> [TASK PROMPT]: Repeat the data verbatim.
====================
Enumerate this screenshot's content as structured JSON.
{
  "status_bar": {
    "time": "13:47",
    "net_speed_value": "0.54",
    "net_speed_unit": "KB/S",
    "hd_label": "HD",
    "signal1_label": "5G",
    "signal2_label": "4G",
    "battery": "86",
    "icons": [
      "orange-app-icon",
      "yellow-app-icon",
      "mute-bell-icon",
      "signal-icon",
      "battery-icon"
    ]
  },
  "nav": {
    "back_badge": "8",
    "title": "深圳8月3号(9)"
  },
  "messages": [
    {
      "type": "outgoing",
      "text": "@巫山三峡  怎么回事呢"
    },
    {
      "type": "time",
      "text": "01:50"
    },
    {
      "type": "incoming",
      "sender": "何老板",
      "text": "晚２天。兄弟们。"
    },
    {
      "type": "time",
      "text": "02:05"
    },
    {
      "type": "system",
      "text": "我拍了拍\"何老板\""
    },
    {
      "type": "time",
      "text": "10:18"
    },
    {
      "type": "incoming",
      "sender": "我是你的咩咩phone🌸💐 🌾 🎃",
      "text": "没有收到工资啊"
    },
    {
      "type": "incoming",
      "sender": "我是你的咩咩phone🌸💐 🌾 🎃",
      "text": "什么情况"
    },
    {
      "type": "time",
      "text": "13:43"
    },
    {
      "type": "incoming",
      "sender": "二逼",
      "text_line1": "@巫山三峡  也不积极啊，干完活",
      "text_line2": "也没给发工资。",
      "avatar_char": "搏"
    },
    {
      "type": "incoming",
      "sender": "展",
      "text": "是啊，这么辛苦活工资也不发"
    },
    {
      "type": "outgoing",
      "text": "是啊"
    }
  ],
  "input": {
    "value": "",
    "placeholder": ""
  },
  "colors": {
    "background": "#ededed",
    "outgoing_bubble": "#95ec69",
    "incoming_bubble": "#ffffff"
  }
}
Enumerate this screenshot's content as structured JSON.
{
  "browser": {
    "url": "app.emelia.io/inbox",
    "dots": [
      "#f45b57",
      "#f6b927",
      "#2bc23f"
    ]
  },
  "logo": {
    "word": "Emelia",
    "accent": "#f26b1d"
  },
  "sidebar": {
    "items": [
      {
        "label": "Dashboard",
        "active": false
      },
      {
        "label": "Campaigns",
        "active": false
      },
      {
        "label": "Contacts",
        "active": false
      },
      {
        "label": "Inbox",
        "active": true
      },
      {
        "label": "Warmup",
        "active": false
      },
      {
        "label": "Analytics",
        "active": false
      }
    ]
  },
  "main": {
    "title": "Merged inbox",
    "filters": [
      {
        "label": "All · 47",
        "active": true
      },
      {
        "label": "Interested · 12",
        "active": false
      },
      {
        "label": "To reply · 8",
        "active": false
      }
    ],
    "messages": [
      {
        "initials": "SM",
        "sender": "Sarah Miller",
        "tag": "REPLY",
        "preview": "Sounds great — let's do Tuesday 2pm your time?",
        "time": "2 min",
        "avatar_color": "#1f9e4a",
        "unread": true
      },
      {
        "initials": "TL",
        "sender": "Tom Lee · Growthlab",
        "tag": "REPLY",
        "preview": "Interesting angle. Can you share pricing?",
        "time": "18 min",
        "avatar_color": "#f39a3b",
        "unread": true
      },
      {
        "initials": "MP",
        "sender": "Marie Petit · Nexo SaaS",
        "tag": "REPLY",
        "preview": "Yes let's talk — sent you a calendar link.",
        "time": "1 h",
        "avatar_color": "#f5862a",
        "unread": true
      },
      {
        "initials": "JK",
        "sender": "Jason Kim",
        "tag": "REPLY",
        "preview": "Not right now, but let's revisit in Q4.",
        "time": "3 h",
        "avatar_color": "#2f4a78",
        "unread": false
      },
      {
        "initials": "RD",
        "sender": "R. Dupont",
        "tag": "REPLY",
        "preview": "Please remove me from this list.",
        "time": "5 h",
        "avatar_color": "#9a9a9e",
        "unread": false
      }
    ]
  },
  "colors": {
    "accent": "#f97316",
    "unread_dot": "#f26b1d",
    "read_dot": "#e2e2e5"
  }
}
====================
> [SOLUTION FOR THIS PROBLEM]:
Enumerate this screenshot's content as structured JSON.
{
  "status_bar": {
    "time": "13:47",
    "net_speed_value": "0.54",
    "net_speed_unit": "KB/S",
    "hd_label": "HD",
    "signal1_label": "5G",
    "signal2_label": "4G",
    "battery": "86",
    "icons": [
      "orange-app-icon",
      "yellow-app-icon",
      "mute-bell-icon",
      "signal-icon",
      "battery-icon"
    ]
  },
  "nav": {
    "back_badge": "8",
    "title": "深圳8月3号(9)"
  },
  "messages": [
    {
      "type": "outgoing",
      "text": "@巫山三峡  怎么回事呢"
    },
    {
      "type": "time",
      "text": "01:50"
    },
    {
      "type": "incoming",
      "sender": "何老板",
      "text": "晚２天。兄弟们。"
    },
    {
      "type": "time",
      "text": "02:05"
    },
    {
      "type": "system",
      "text": "我拍了拍\"何老板\""
    },
    {
      "type": "time",
      "text": "10:18"
    },
    {
      "type": "incoming",
      "sender": "我是你的咩咩phone🌸💐 🌾 🎃",
      "text": "没有收到工资啊"
    },
    {
      "type": "incoming",
      "sender": "我是你的咩咩phone🌸💐 🌾 🎃",
      "text": "什么情况"
    },
    {
      "type": "time",
      "text": "13:43"
    },
    {
      "type": "incoming",
      "sender": "二逼",
      "text_line1": "@巫山三峡  也不积极啊，干完活",
      "text_line2": "也没给发工资。",
      "avatar_char": "搏"
    },
    {
      "type": "incoming",
      "sender": "展",
      "text": "是啊，这么辛苦活工资也不发"
    },
    {
      "type": "outgoing",
      "text": "是啊"
    }
  ],
  "input": {
    "value": "",
    "placeholder": ""
  },
  "colors": {
    "background": "#ededed",
    "outgoing_bubble": "#95ec69",
    "incoming_bubble": "#ffffff"
  }
}
Enumerate this screenshot's content as structured JSON.
{
  "browser": {
    "url": "app.emelia.io/inbox",
    "dots": [
      "#f45b57",
      "#f6b927",
      "#2bc23f"
    ]
  },
  "logo": {
    "word": "Emelia",
    "accent": "#f26b1d"
  },
  "sidebar": {
    "items": [
      {
        "label": "Dashboard",
        "active": false
      },
      {
        "label": "Campaigns",
        "active": false
      },
      {
        "label": "Contacts",
        "active": false
      },
      {
        "label": "Inbox",
        "active": true
      },
      {
        "label": "Warmup",
        "active": false
      },
      {
        "label": "Analytics",
        "active": false
      }
    ]
  },
  "main": {
    "title": "Merged inbox",
    "filters": [
      {
        "label": "All · 47",
        "active": true
      },
      {
        "label": "Interested · 12",
        "active": false
      },
      {
        "label": "To reply · 8",
        "active": false
      }
    ],
    "messages": [
      {
        "initials": "SM",
        "sender": "Sarah Miller",
        "tag": "REPLY",
        "preview": "Sounds great — let's do Tuesday 2pm your time?",
        "time": "2 min",
        "avatar_color": "#1f9e4a",
        "unread": true
      },
      {
        "initials": "TL",
        "sender": "Tom Lee · Growthlab",
        "tag": "REPLY",
        "preview": "Interesting angle. Can you share pricing?",
        "time": "18 min",
        "avatar_color": "#f39a3b",
        "unread": true
      },
      {
        "initials": "MP",
        "sender": "Marie Petit · Nexo SaaS",
        "tag": "REPLY",
        "preview": "Yes let's talk — sent you a calendar link.",
        "time": "1 h",
        "avatar_color": "#f5862a",
        "unread": true
      },
      {
        "initials": "JK",
        "sender": "Jason Kim",
        "tag": "REPLY",
        "preview": "Not right now, but let's revisit in Q4.",
        "time": "3 h",
        "avatar_color": "#2f4a78",
        "unread": false
      },
      {
        "initials": "RD",
        "sender": "R. Dupont",
        "tag": "REPLY",
        "preview": "Please remove me from this list.",
        "time": "5 h",
        "avatar_color": "#9a9a9e",
        "unread": false
      }
    ]
  },
  "colors": {
    "accent": "#f97316",
    "unread_dot": "#f26b1d",
    "read_dot": "#e2e2e5"
  }
}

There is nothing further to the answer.